All the data below goes into the copy word for word, but the pictures don't.

[Start of Material shown]

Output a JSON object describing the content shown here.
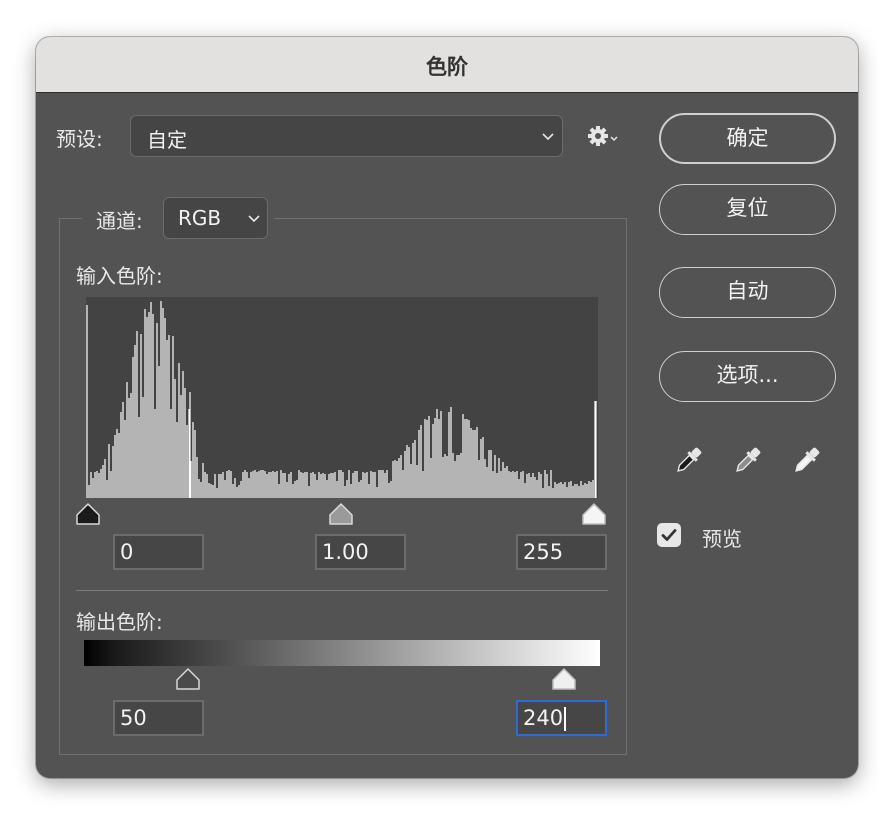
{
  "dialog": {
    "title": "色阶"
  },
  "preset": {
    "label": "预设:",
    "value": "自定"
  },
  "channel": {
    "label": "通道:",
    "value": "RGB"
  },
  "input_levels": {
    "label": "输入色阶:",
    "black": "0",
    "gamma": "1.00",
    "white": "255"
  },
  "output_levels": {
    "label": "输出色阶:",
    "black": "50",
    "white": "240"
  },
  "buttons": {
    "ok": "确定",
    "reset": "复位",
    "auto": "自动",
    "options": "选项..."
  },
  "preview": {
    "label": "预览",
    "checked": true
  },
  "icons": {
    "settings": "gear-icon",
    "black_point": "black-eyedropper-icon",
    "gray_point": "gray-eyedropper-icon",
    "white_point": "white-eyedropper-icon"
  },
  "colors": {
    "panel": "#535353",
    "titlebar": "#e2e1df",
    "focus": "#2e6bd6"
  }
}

[End of Material shown]

Result >>
Output a JSON object describing the content shown here.
{
  "dialog": {
    "title": "色阶"
  },
  "preset": {
    "label": "预设:",
    "value": "自定"
  },
  "channel": {
    "label": "通道:",
    "value": "RGB"
  },
  "input_levels": {
    "label": "输入色阶:",
    "black": "0",
    "gamma": "1.00",
    "white": "255"
  },
  "output_levels": {
    "label": "输出色阶:",
    "black": "50",
    "white": "240"
  },
  "buttons": {
    "ok": "确定",
    "reset": "复位",
    "auto": "自动",
    "options": "选项..."
  },
  "preview": {
    "label": "预览",
    "checked": true
  },
  "icons": {
    "settings": "gear-icon",
    "black_point": "black-eyedropper-icon",
    "gray_point": "gray-eyedropper-icon",
    "white_point": "white-eyedropper-icon"
  },
  "colors": {
    "panel": "#535353",
    "titlebar": "#e2e1df",
    "focus": "#2e6bd6"
  }
}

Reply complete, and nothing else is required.